- Aim of the task -
Pick out the lines in the listing below that contain the word "일반관리비" and copy them.

- Data extract -

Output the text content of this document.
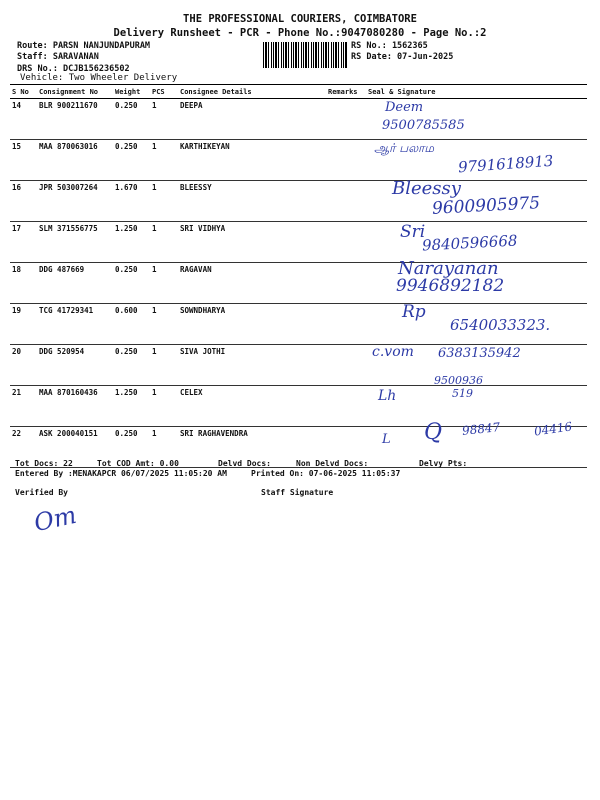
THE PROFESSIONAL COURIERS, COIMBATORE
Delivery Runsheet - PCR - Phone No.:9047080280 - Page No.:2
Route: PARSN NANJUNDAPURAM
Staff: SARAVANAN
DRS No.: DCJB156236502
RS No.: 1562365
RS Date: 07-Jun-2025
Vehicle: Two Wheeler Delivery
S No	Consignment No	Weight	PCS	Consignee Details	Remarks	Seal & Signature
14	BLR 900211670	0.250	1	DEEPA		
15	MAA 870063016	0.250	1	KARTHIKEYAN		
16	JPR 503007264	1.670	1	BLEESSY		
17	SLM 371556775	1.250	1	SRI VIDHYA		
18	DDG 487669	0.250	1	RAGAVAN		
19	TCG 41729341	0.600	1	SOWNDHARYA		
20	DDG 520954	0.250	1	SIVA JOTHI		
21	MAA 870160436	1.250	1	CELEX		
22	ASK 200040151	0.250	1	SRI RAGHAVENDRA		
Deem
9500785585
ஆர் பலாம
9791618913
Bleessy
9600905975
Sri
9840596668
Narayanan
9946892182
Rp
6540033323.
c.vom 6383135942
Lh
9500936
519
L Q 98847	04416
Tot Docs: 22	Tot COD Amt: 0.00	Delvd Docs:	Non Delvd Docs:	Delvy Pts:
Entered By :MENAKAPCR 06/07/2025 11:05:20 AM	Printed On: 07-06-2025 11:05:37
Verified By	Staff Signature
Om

--

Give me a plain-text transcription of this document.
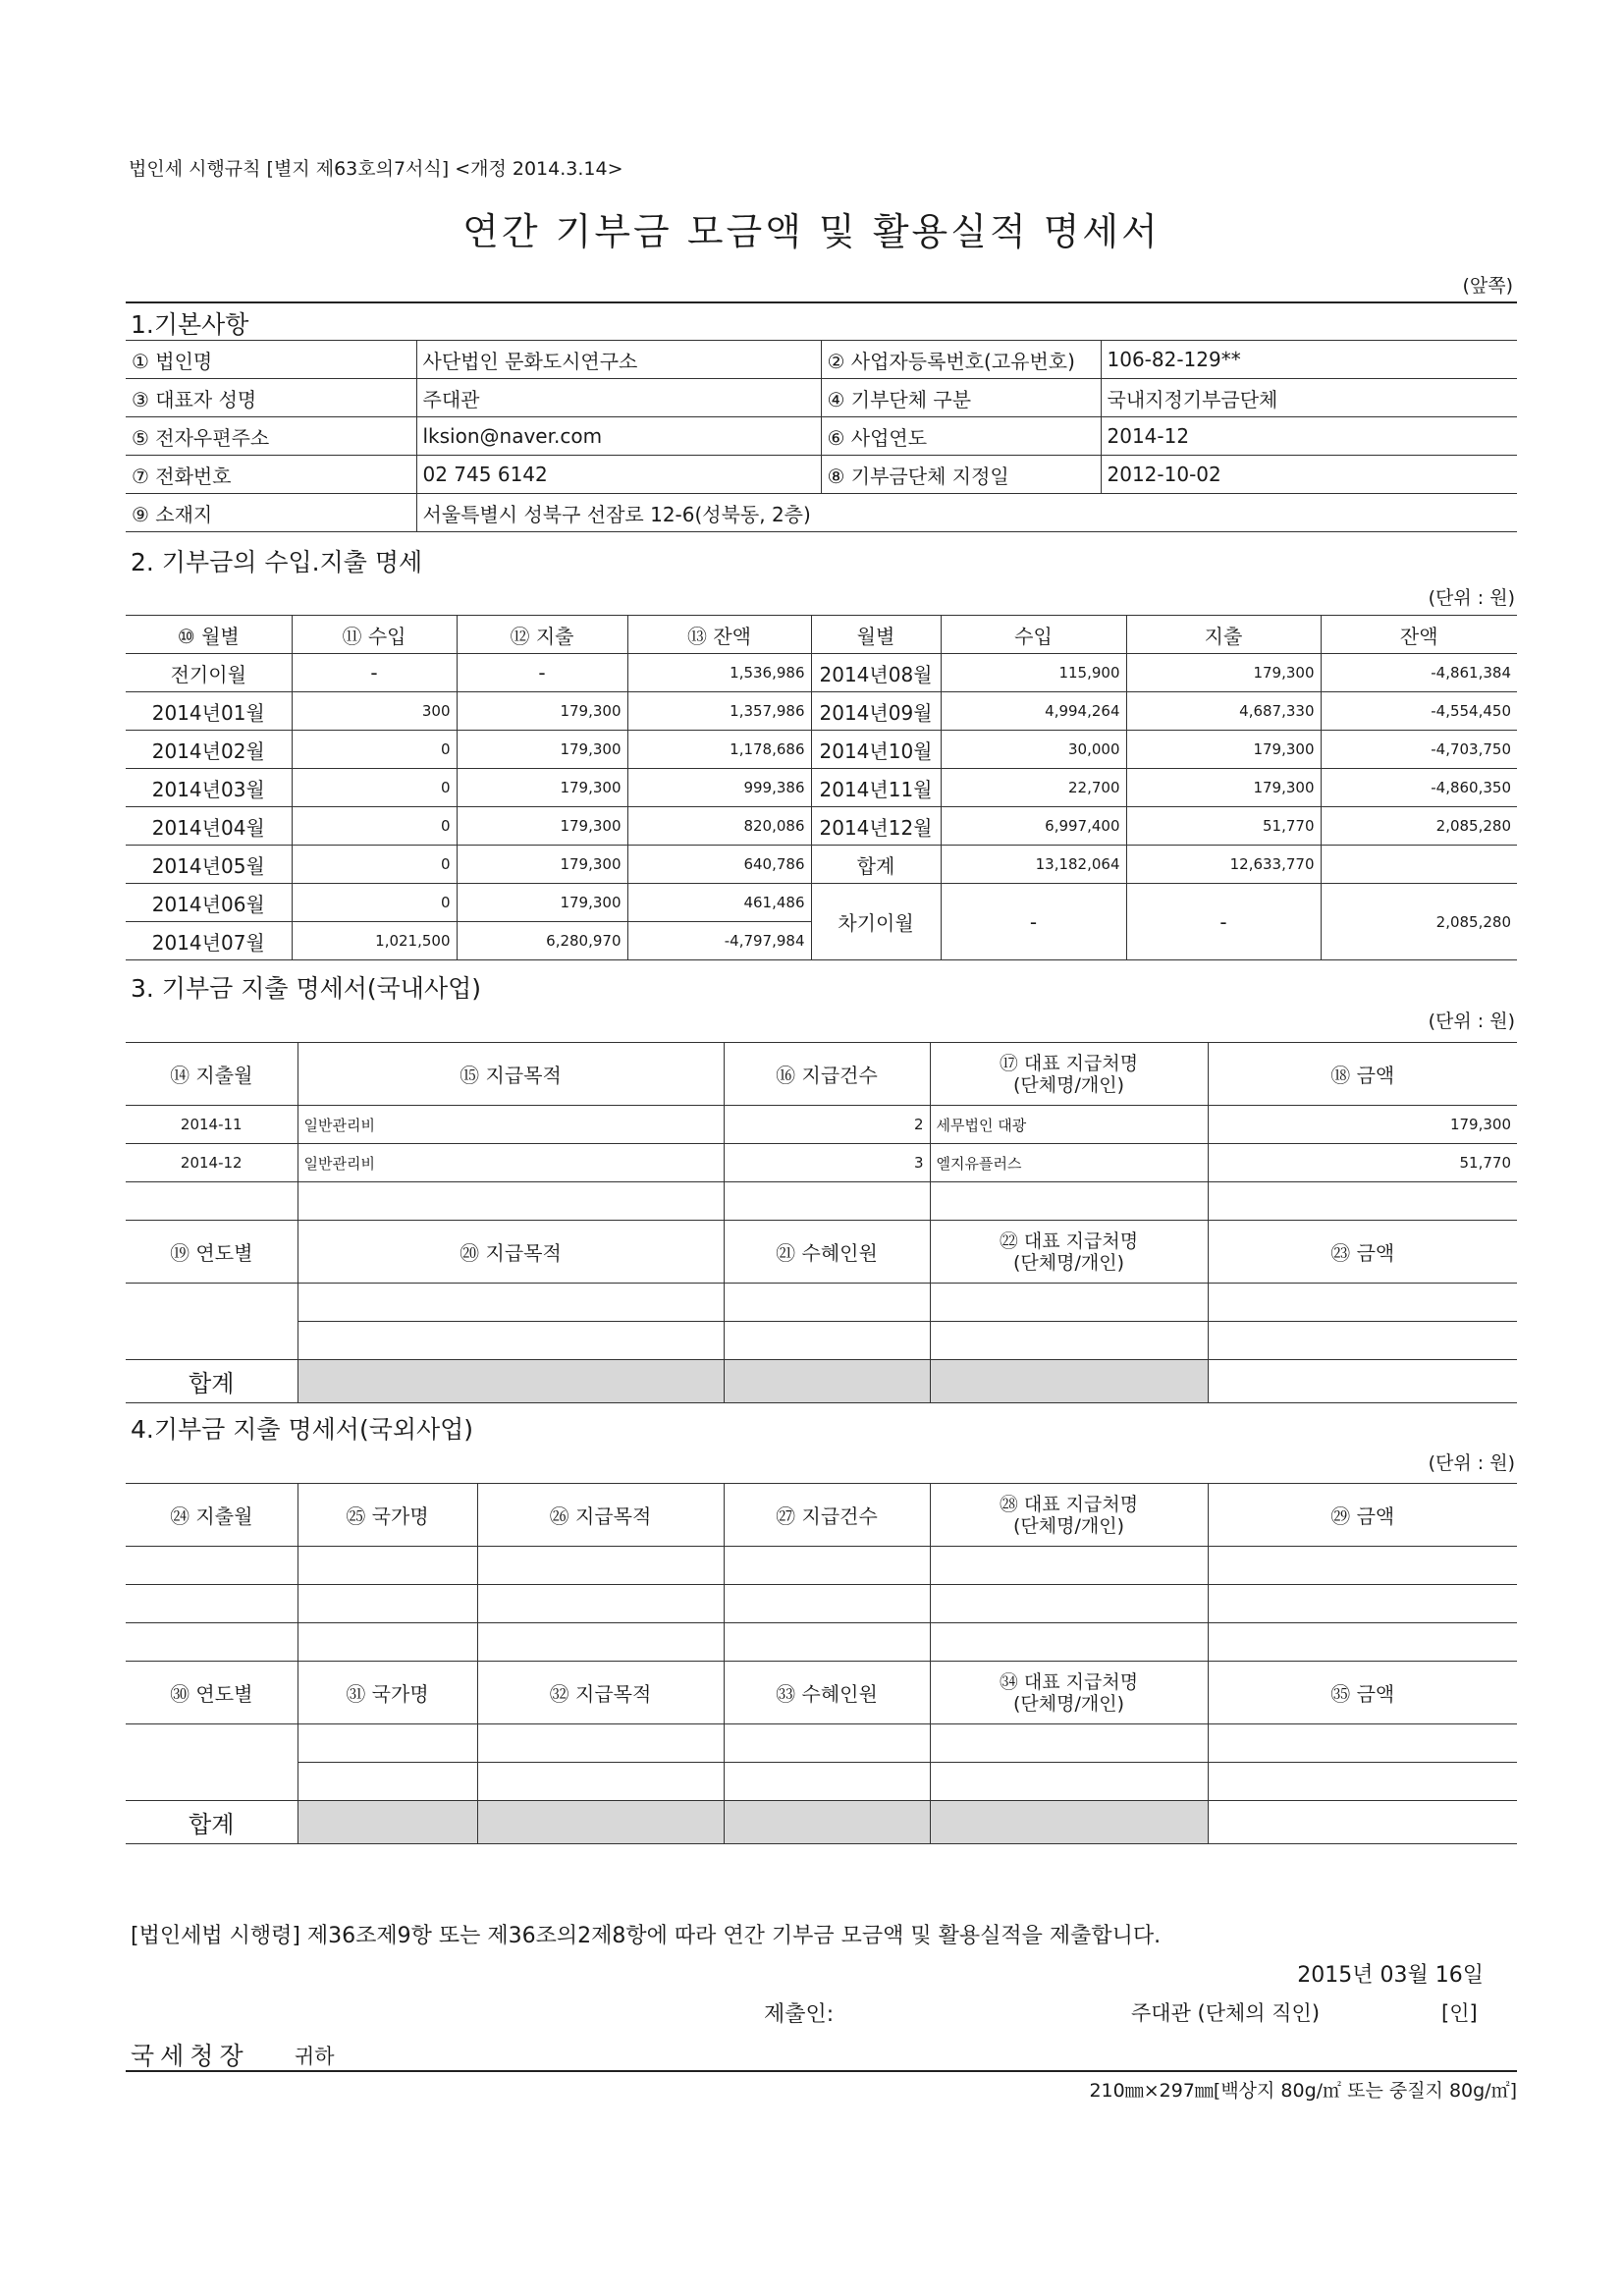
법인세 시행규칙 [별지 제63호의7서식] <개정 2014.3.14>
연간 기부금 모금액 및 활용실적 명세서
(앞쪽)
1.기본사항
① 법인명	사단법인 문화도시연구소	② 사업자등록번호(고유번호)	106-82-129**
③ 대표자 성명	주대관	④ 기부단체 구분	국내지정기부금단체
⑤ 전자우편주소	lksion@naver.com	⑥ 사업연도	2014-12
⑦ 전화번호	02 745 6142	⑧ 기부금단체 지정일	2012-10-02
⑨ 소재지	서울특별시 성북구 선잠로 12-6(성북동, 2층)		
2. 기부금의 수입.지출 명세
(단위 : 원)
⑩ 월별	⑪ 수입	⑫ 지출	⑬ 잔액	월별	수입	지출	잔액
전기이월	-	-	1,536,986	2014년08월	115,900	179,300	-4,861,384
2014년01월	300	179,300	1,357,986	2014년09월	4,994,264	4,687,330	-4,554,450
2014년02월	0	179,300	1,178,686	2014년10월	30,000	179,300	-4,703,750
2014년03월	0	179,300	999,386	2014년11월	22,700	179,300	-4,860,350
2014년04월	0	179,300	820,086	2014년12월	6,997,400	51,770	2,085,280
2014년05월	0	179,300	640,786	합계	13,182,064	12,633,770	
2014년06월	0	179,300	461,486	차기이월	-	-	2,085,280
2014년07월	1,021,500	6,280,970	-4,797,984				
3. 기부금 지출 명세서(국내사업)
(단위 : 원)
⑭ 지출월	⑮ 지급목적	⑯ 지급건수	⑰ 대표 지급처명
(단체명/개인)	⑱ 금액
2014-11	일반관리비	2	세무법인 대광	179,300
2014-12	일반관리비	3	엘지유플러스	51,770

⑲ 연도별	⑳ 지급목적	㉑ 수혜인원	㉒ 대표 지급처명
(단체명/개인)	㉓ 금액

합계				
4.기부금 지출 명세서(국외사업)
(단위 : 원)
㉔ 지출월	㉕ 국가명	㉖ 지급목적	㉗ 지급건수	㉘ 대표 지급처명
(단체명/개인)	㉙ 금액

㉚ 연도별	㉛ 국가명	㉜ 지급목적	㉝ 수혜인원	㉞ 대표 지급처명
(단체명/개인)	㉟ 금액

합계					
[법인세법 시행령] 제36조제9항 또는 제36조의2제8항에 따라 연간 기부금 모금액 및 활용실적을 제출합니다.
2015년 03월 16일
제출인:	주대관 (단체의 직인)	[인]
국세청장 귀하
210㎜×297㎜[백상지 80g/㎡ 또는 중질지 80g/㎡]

- Exercise answer -
2014-11	일반관리비	2	세무법인 대광	179,300
2014-12	일반관리비	3	엘지유플러스	51,770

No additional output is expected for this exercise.